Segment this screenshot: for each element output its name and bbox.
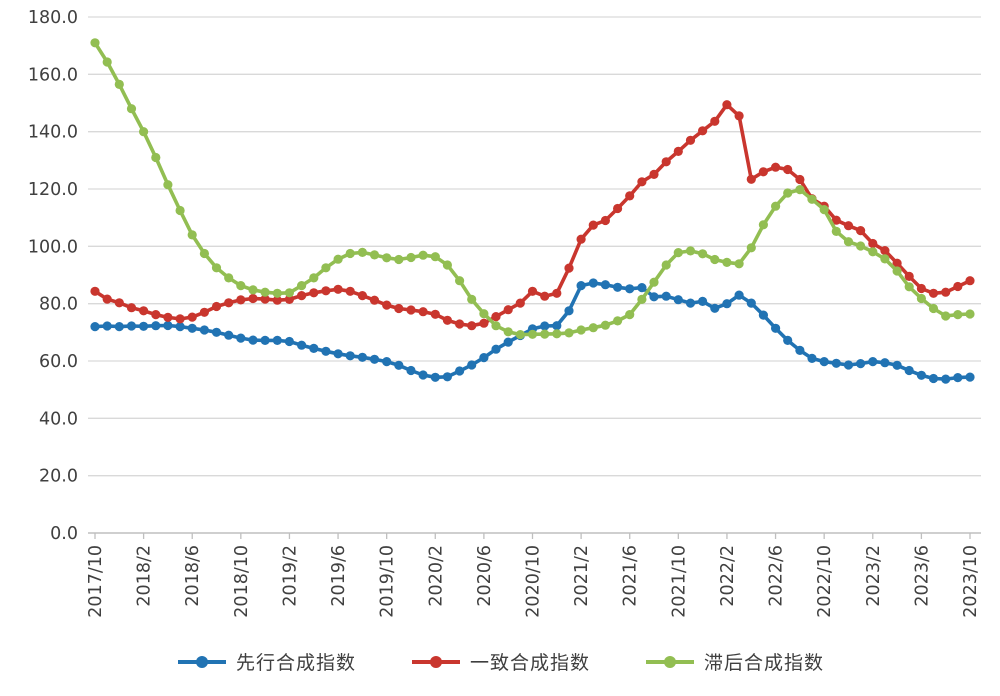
svg-text:2019/2: 2019/2 bbox=[280, 545, 300, 607]
svg-text:2023/6: 2023/6 bbox=[912, 545, 932, 607]
svg-text:2021/2: 2021/2 bbox=[572, 545, 592, 607]
legend-item-coincident-index: 一致合成指数 bbox=[410, 648, 590, 675]
coincident-index-marker-icon bbox=[411, 655, 460, 668]
lagging-index-marker-icon bbox=[646, 655, 694, 668]
svg-text:2019/10: 2019/10 bbox=[378, 545, 398, 618]
svg-text:120.0: 120.0 bbox=[28, 180, 78, 200]
svg-text:2022/6: 2022/6 bbox=[767, 545, 787, 607]
svg-text:2018/6: 2018/6 bbox=[183, 545, 203, 607]
legend-item-leading-index: 先行合成指数 bbox=[176, 648, 356, 675]
svg-text:2021/6: 2021/6 bbox=[621, 545, 641, 607]
svg-text:20.0: 20.0 bbox=[39, 467, 78, 487]
svg-text:0.0: 0.0 bbox=[50, 524, 78, 544]
svg-text:2020/2: 2020/2 bbox=[426, 545, 446, 607]
chart-legend: 先行合成指数 一致合成指数 滞后合成指数 bbox=[0, 648, 1000, 675]
svg-text:140.0: 140.0 bbox=[28, 123, 78, 143]
svg-text:60.0: 60.0 bbox=[39, 352, 78, 372]
svg-text:40.0: 40.0 bbox=[39, 409, 78, 429]
svg-text:2021/10: 2021/10 bbox=[669, 545, 689, 618]
svg-text:2018/2: 2018/2 bbox=[135, 545, 155, 607]
legend-item-lagging-index: 滞后合成指数 bbox=[644, 648, 824, 675]
svg-text:2023/10: 2023/10 bbox=[961, 545, 981, 618]
legend-label-leading-index: 先行合成指数 bbox=[235, 652, 356, 674]
svg-text:2018/10: 2018/10 bbox=[232, 545, 252, 618]
svg-text:2017/10: 2017/10 bbox=[86, 545, 106, 618]
svg-text:2023/2: 2023/2 bbox=[864, 545, 884, 607]
line-chart-plot-area: 0.0 20.0 40.0 60.0 80.0 100.0 120.0 140.0 160.0 1… bbox=[28, 8, 981, 618]
svg-text:2022/2: 2022/2 bbox=[718, 545, 738, 607]
svg-text:160.0: 160.0 bbox=[28, 65, 78, 85]
svg-text:180.0: 180.0 bbox=[28, 8, 78, 28]
legend-label-coincident-index: 一致合成指数 bbox=[469, 652, 590, 674]
svg-text:2020/10: 2020/10 bbox=[524, 545, 544, 618]
svg-text:100.0: 100.0 bbox=[28, 237, 78, 257]
svg-text:80.0: 80.0 bbox=[39, 295, 78, 315]
legend-label-lagging-index: 滞后合成指数 bbox=[704, 652, 825, 674]
svg-text:2019/6: 2019/6 bbox=[329, 545, 349, 607]
leading-index-marker-icon bbox=[177, 655, 226, 668]
svg-text:2020/6: 2020/6 bbox=[475, 545, 495, 607]
svg-text:2022/10: 2022/10 bbox=[815, 545, 835, 618]
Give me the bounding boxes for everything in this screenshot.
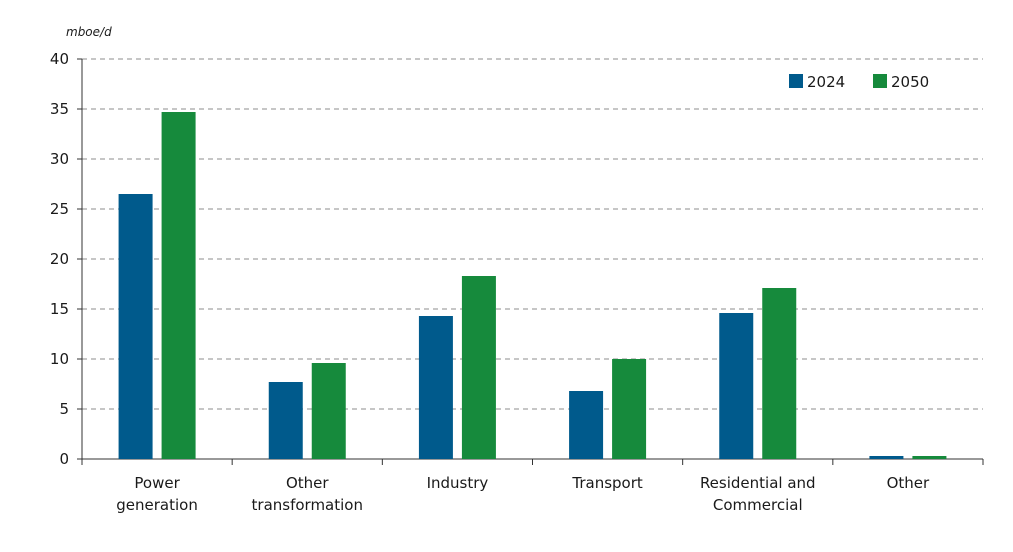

Problem to solve: Recast the records above as a Markdown table with two columns, Row for the row number and Text for the line, leaving out blank lines and the pictures.

Solution to the exercise:
| Row | Text |
|---|---|
| 1 | Segment this screenshot: for each element output its name and bbox. |
| 2 | svg-text:2019/2: 2019/2 bbox=[280, 545, 300, 607] |
| 3 | svg-text:2023/6: 2023/6 bbox=[912, 545, 932, 607] |
| 4 | svg-text:2021/2: 2021/2 bbox=[572, 545, 592, 607] |
| 5 | legend-item-coincident-index: 一致合成指数 bbox=[410, 648, 590, 675] |
| 6 | coincident-index-marker-icon bbox=[411, 655, 460, 668] |
| 7 | lagging-index-marker-icon bbox=[646, 655, 694, 668] |
| 8 | svg-text:2019/10: 2019/10 bbox=[378, 545, 398, 618] |
| 9 | svg-text:120.0: 120.0 bbox=[28, 180, 78, 200] |
| 10 | svg-text:2022/6: 2022/6 bbox=[767, 545, 787, 607] |
| 11 | svg-text:2018/6: 2018/6 bbox=[183, 545, 203, 607] |
| 12 | legend-item-leading-index: 先行合成指数 bbox=[176, 648, 356, 675] |
| 13 | svg-text:2021/6: 2021/6 bbox=[621, 545, 641, 607] |
| 14 | svg-text:20.0: 20.0 bbox=[39, 467, 78, 487] |
| 15 | svg-text:0.0: 0.0 bbox=[50, 524, 78, 544] |
| 16 | svg-text:2020/2: 2020/2 bbox=[426, 545, 446, 607] |
| 17 | chart-legend: 先行合成指数 一致合成指数 滞后合成指数 bbox=[0, 648, 1000, 675] |
| 18 | svg-text:140.0: 140.0 bbox=[28, 123, 78, 143] |
| 19 | svg-text:60.0: 60.0 bbox=[39, 352, 78, 372] |
| 20 | svg-text:40.0: 40.0 bbox=[39, 409, 78, 429] |
| 21 | svg-text:2021/10: 2021/10 bbox=[669, 545, 689, 618] |
| 22 | svg-text:2018/2: 2018/2 bbox=[135, 545, 155, 607] |
| 23 | legend-item-lagging-index: 滞后合成指数 bbox=[644, 648, 824, 675] |
| 24 | svg-text:2023/10: 2023/10 bbox=[961, 545, 981, 618] |
| 25 | legend-label-leading-index: 先行合成指数 bbox=[235, 652, 356, 674] |
| 26 | svg-text:2018/10: 2018/10 bbox=[232, 545, 252, 618] |
| 27 | svg-text:2017/10: 2017/10 bbox=[86, 545, 106, 618] |
| 28 | svg-text:2023/2: 2023/2 bbox=[864, 545, 884, 607] |
| 29 | line-chart-plot-area: 0.0 20.0 40.0 60.0 80.0 100.0 120.0 140.0 160.0 1… bbox=[28, 8, 981, 618] |
| 30 | svg-text:2022/2: 2022/2 bbox=[718, 545, 738, 607] |
| 31 | svg-text:160.0: 160.0 bbox=[28, 65, 78, 85] |
| 32 | svg-text:180.0: 180.0 bbox=[28, 8, 78, 28] |
| 33 | legend-label-coincident-index: 一致合成指数 bbox=[469, 652, 590, 674] |
| 34 | svg-text:2020/10: 2020/10 bbox=[524, 545, 544, 618] |
| 35 | svg-text:100.0: 100.0 bbox=[28, 237, 78, 257] |
| 36 | svg-text:80.0: 80.0 bbox=[39, 295, 78, 315] |
| 37 | legend-label-lagging-index: 滞后合成指数 bbox=[704, 652, 825, 674] |
| 38 | svg-text:2019/6: 2019/6 bbox=[329, 545, 349, 607] |
| 39 | leading-index-marker-icon bbox=[177, 655, 226, 668] |
| 40 | svg-text:2020/6: 2020/6 bbox=[475, 545, 495, 607] |
| 41 | svg-text:2022/10: 2022/10 bbox=[815, 545, 835, 618] |
| 42 | Give me the bounding boxes for everything in this screenshot. |